--- begin Supplied records ---

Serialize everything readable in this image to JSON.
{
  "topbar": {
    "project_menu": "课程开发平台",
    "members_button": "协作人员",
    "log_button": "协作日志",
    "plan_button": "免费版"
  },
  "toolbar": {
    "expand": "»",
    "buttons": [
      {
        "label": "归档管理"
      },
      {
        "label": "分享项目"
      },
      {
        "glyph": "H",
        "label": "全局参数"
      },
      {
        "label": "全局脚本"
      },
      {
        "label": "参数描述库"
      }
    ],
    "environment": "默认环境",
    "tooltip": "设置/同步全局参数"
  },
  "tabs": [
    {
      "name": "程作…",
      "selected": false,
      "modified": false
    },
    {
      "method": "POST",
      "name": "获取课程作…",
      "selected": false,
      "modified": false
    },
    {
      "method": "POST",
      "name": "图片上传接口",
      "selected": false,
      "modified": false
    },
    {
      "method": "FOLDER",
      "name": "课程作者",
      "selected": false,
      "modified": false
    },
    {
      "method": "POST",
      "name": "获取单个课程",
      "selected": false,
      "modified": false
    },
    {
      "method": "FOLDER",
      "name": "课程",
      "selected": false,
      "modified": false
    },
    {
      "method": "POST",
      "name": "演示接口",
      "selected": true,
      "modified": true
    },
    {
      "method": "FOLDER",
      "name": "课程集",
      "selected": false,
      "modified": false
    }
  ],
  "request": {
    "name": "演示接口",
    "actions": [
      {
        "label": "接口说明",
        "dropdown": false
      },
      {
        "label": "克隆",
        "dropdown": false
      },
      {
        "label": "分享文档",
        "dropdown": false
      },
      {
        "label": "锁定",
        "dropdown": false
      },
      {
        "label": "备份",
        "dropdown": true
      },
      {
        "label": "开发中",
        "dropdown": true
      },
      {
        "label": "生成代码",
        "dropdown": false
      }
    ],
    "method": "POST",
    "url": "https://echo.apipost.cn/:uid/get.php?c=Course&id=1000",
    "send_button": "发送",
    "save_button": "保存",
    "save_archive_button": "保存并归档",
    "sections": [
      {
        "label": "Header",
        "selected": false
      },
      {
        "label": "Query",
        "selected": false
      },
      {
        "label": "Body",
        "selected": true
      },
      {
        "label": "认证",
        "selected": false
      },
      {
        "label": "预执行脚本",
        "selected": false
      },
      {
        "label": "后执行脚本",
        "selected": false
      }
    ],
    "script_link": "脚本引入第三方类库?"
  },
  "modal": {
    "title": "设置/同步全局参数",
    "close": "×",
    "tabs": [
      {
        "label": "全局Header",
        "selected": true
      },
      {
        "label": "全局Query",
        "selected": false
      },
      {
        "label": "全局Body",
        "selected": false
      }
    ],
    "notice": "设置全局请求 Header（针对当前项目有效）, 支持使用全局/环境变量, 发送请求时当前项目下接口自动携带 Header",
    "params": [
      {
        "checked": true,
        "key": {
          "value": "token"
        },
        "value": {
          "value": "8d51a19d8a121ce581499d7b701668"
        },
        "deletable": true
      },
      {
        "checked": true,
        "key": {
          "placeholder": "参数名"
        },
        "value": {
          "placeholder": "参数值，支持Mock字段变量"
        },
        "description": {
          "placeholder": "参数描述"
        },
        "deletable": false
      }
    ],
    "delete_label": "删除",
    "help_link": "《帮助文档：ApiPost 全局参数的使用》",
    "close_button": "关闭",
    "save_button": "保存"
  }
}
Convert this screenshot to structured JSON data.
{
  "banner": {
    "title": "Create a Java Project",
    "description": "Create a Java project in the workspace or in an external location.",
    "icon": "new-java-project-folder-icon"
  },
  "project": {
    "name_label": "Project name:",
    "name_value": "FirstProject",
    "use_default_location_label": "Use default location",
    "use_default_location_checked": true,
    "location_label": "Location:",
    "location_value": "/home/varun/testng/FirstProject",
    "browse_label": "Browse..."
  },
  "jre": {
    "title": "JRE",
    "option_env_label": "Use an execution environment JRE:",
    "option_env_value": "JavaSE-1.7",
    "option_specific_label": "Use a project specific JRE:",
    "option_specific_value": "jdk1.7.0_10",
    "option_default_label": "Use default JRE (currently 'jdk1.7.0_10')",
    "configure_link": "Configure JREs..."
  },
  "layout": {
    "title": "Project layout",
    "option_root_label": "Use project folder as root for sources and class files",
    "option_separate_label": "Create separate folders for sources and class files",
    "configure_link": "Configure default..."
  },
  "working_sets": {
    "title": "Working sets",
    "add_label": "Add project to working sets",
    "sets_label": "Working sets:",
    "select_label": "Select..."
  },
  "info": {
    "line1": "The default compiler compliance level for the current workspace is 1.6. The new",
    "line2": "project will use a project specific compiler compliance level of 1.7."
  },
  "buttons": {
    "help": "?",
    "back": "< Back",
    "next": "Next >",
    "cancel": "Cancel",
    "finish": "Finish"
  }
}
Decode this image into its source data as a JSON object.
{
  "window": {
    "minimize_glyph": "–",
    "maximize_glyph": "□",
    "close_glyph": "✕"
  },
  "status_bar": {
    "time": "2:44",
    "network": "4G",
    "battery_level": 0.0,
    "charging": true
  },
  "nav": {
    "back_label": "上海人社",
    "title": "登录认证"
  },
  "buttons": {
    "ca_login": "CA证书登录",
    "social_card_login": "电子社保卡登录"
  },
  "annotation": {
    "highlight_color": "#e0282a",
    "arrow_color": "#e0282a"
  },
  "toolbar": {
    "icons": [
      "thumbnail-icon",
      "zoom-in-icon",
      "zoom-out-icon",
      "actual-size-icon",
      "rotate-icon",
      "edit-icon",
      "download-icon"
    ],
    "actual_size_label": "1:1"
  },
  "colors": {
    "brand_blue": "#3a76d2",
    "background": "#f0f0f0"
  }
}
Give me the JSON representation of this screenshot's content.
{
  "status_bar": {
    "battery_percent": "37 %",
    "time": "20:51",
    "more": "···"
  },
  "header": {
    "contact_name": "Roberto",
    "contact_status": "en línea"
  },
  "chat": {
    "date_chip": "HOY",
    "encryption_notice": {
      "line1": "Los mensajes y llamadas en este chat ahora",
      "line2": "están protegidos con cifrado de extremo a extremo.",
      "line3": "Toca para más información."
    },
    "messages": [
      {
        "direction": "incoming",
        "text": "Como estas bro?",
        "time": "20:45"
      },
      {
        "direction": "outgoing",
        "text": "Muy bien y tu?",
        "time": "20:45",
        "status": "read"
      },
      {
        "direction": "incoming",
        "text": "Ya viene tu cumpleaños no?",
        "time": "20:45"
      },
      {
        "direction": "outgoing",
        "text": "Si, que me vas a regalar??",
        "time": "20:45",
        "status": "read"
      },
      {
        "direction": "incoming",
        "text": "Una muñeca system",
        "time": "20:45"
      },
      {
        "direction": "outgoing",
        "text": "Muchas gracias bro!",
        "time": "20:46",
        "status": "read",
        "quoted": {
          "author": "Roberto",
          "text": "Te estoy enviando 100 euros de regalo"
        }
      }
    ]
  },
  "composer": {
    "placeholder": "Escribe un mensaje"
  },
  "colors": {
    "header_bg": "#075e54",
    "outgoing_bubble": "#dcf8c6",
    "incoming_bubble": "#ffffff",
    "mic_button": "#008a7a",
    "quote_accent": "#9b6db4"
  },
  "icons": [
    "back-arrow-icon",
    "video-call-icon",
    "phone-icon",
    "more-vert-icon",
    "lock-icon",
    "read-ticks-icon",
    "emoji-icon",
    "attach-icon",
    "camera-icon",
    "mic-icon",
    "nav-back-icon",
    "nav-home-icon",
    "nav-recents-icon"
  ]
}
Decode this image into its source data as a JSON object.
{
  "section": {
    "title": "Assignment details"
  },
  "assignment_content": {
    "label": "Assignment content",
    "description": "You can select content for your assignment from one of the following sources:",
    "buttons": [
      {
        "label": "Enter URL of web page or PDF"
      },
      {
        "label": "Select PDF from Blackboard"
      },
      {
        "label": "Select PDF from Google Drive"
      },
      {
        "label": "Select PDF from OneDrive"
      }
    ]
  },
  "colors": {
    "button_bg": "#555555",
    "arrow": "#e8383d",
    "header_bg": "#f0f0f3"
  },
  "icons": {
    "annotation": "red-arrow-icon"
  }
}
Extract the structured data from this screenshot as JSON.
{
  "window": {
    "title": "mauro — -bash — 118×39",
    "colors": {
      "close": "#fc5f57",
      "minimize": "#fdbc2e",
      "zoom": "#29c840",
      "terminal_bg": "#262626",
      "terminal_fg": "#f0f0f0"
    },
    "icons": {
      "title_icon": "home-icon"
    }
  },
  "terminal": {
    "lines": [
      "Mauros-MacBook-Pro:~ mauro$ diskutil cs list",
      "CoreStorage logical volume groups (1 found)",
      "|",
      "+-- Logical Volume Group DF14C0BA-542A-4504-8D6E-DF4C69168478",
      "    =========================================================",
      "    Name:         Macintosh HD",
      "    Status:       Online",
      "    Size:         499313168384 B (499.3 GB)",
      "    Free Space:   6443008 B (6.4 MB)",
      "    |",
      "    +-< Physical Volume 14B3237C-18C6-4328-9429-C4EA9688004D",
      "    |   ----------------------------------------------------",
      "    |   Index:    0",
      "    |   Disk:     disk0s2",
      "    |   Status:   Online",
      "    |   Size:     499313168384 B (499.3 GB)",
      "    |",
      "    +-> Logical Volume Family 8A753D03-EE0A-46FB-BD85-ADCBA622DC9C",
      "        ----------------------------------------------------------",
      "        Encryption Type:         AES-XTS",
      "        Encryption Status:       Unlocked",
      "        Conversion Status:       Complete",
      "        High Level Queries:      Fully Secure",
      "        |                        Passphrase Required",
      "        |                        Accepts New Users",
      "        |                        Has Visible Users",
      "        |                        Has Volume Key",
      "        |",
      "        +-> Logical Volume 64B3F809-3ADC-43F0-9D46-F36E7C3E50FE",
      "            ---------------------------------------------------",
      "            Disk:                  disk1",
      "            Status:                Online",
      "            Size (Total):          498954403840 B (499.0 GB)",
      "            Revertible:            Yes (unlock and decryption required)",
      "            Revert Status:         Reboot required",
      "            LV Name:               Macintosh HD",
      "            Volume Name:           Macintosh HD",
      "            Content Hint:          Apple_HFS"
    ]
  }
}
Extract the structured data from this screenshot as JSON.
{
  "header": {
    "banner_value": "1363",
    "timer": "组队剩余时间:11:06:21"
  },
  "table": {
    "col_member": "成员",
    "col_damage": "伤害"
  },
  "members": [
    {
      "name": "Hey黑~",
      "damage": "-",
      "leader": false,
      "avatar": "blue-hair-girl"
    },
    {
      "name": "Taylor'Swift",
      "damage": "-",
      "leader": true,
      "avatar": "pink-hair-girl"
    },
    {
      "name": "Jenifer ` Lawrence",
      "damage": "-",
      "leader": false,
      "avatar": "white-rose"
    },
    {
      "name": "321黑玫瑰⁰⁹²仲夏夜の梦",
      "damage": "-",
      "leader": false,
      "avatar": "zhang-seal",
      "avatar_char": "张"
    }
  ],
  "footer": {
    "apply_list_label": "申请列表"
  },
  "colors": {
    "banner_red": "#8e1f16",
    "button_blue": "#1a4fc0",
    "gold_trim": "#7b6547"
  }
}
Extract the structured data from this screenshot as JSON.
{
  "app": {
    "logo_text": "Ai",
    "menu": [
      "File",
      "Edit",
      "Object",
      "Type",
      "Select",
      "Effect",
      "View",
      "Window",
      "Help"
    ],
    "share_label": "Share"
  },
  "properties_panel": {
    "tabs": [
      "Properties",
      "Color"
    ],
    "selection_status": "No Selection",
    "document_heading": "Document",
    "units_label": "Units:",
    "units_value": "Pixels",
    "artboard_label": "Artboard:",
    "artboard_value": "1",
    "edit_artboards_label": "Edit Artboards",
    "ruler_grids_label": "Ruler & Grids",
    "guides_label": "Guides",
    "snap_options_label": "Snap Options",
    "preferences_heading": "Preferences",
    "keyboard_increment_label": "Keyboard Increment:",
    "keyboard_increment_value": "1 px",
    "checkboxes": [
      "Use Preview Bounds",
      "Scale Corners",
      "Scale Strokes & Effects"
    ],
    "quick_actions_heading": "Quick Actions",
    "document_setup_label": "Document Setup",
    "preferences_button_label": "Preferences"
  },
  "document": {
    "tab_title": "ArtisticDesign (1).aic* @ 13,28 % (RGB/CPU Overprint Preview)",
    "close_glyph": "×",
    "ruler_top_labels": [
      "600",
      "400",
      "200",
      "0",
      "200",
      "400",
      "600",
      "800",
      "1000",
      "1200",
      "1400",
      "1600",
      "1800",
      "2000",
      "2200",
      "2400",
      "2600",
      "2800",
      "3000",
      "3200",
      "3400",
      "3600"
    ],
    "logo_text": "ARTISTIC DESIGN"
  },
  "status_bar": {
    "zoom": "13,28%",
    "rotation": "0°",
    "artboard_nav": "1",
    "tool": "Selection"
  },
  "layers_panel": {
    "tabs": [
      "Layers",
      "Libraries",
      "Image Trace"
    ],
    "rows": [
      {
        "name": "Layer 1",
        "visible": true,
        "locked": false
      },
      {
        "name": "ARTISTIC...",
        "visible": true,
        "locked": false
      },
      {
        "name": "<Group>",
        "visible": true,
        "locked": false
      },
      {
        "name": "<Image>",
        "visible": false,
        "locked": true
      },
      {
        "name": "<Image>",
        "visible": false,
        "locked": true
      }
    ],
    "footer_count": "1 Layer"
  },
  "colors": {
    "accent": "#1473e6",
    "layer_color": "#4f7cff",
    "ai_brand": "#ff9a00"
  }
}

--- end Supplied records ---

Written problem: The word "Online" may appear on some lines. Report how many lines hold it, giving the number alone.

Final result: 3